WHAT THE TASK ASKS>
Pick out every line holding the string "JSON" and copy it.

EXTRACTED DATA>
--*--

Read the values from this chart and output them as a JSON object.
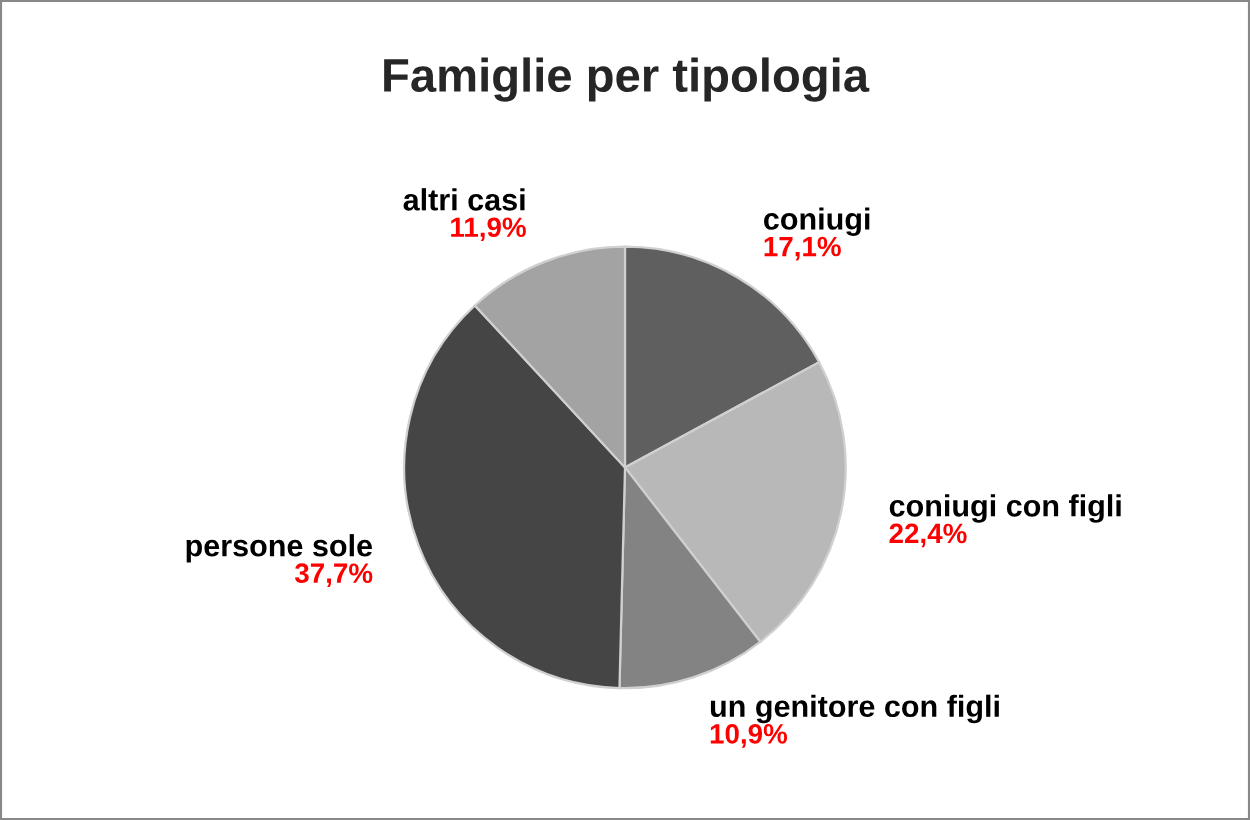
{
  "chart_data": {
    "type": "pie",
    "title": "Famiglie per tipologia",
    "categories": [
      "coniugi",
      "coniugi con figli",
      "un genitore con figli",
      "persone sole",
      "altri casi"
    ],
    "values": [
      17.1,
      22.4,
      10.9,
      37.7,
      11.9
    ],
    "value_labels": [
      "17,1%",
      "22,4%",
      "10,9%",
      "37,7%",
      "11,9%"
    ],
    "colors": [
      "#5f5f5f",
      "#b8b8b8",
      "#838383",
      "#454545",
      "#a3a3a3"
    ],
    "legend": false
  }
}
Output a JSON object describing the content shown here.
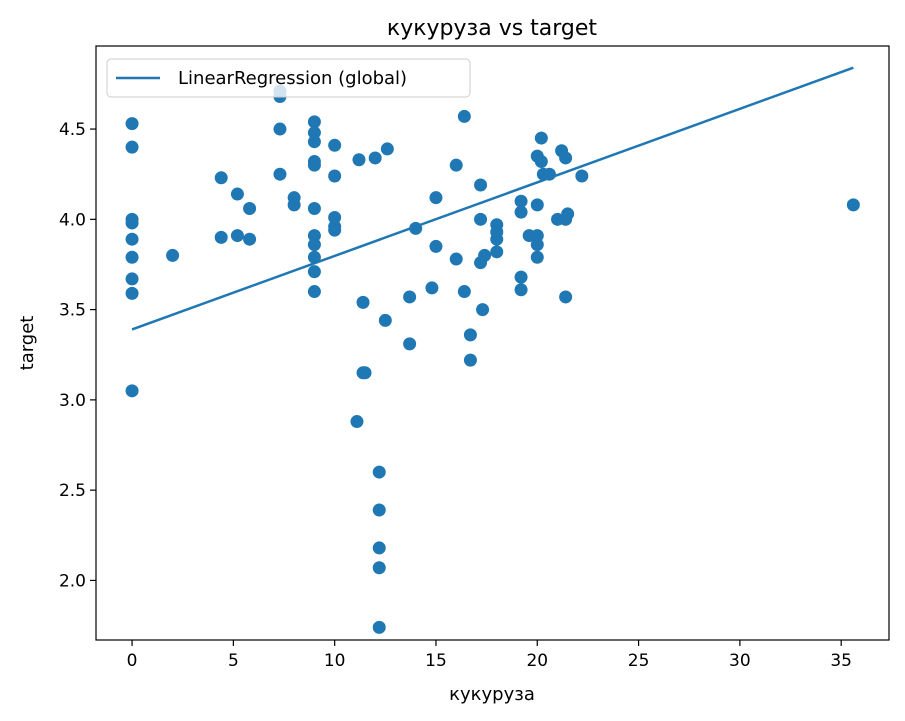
{
  "chart_data": {
    "type": "scatter",
    "title": "кукуруза vs target",
    "xlabel": "кукуруза",
    "ylabel": "target",
    "xlim": [
      -1.78,
      37.36
    ],
    "ylim": [
      1.67,
      4.96
    ],
    "xticks": [
      0,
      5,
      10,
      15,
      20,
      25,
      30,
      35
    ],
    "xtick_labels": [
      "0",
      "5",
      "10",
      "15",
      "20",
      "25",
      "30",
      "35"
    ],
    "yticks": [
      2.0,
      2.5,
      3.0,
      3.5,
      4.0,
      4.5
    ],
    "ytick_labels": [
      "2.0",
      "2.5",
      "3.0",
      "3.5",
      "4.0",
      "4.5"
    ],
    "grid": false,
    "legend_position": "upper-left",
    "colors": {
      "series": "#1f77b4",
      "axes": "#000000",
      "background": "#ffffff"
    },
    "series": [
      {
        "name": "LinearRegression (global)",
        "type": "line",
        "x": [
          0,
          35.6
        ],
        "y": [
          3.39,
          4.84
        ]
      },
      {
        "type": "scatter",
        "points": [
          [
            0,
            4.53
          ],
          [
            0,
            4.4
          ],
          [
            0,
            4.0
          ],
          [
            0,
            3.98
          ],
          [
            0,
            3.89
          ],
          [
            0,
            3.79
          ],
          [
            0,
            3.67
          ],
          [
            0,
            3.59
          ],
          [
            0,
            3.05
          ],
          [
            2.0,
            3.8
          ],
          [
            4.4,
            4.23
          ],
          [
            4.4,
            3.9
          ],
          [
            5.2,
            4.14
          ],
          [
            5.2,
            3.91
          ],
          [
            5.8,
            4.06
          ],
          [
            5.8,
            3.89
          ],
          [
            7.3,
            4.71
          ],
          [
            7.3,
            4.68
          ],
          [
            7.3,
            4.5
          ],
          [
            7.3,
            4.25
          ],
          [
            8.0,
            4.12
          ],
          [
            8.0,
            4.08
          ],
          [
            9.0,
            4.54
          ],
          [
            9.0,
            4.48
          ],
          [
            9.0,
            4.43
          ],
          [
            9.0,
            4.32
          ],
          [
            9.0,
            4.3
          ],
          [
            9.0,
            4.06
          ],
          [
            9.0,
            3.91
          ],
          [
            9.0,
            3.86
          ],
          [
            9.0,
            3.79
          ],
          [
            9.0,
            3.71
          ],
          [
            9.0,
            3.6
          ],
          [
            10.0,
            4.41
          ],
          [
            10.0,
            4.24
          ],
          [
            10.0,
            4.01
          ],
          [
            10.0,
            3.96
          ],
          [
            10.0,
            3.94
          ],
          [
            11.2,
            4.33
          ],
          [
            11.1,
            2.88
          ],
          [
            11.4,
            3.54
          ],
          [
            11.4,
            3.15
          ],
          [
            11.5,
            3.15
          ],
          [
            12.0,
            4.34
          ],
          [
            12.2,
            2.6
          ],
          [
            12.2,
            2.39
          ],
          [
            12.2,
            2.18
          ],
          [
            12.2,
            2.07
          ],
          [
            12.2,
            1.74
          ],
          [
            12.6,
            4.39
          ],
          [
            12.5,
            3.44
          ],
          [
            13.7,
            3.57
          ],
          [
            13.7,
            3.31
          ],
          [
            14.0,
            3.95
          ],
          [
            14.8,
            3.62
          ],
          [
            15.0,
            4.12
          ],
          [
            15.0,
            3.85
          ],
          [
            16.0,
            4.3
          ],
          [
            16.0,
            3.78
          ],
          [
            16.4,
            4.57
          ],
          [
            16.4,
            3.6
          ],
          [
            16.7,
            3.36
          ],
          [
            16.7,
            3.22
          ],
          [
            17.2,
            4.19
          ],
          [
            17.2,
            4.0
          ],
          [
            17.2,
            3.76
          ],
          [
            17.3,
            3.5
          ],
          [
            17.4,
            3.8
          ],
          [
            18.0,
            3.97
          ],
          [
            18.0,
            3.93
          ],
          [
            18.0,
            3.89
          ],
          [
            18.0,
            3.82
          ],
          [
            19.2,
            4.1
          ],
          [
            19.2,
            4.04
          ],
          [
            19.2,
            3.68
          ],
          [
            19.2,
            3.61
          ],
          [
            19.6,
            3.91
          ],
          [
            20.0,
            4.35
          ],
          [
            20.0,
            4.08
          ],
          [
            20.0,
            3.91
          ],
          [
            20.0,
            3.86
          ],
          [
            20.0,
            3.79
          ],
          [
            20.2,
            4.45
          ],
          [
            20.2,
            4.32
          ],
          [
            20.3,
            4.25
          ],
          [
            20.6,
            4.25
          ],
          [
            21.0,
            4.0
          ],
          [
            21.2,
            4.38
          ],
          [
            21.4,
            4.34
          ],
          [
            21.4,
            4.0
          ],
          [
            21.4,
            3.57
          ],
          [
            21.5,
            4.03
          ],
          [
            22.2,
            4.24
          ],
          [
            35.6,
            4.08
          ]
        ]
      }
    ]
  }
}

--*--

REPLY>
Read the values from this chart and output them as a JSON object.
Output a JSON object describing the content shown here.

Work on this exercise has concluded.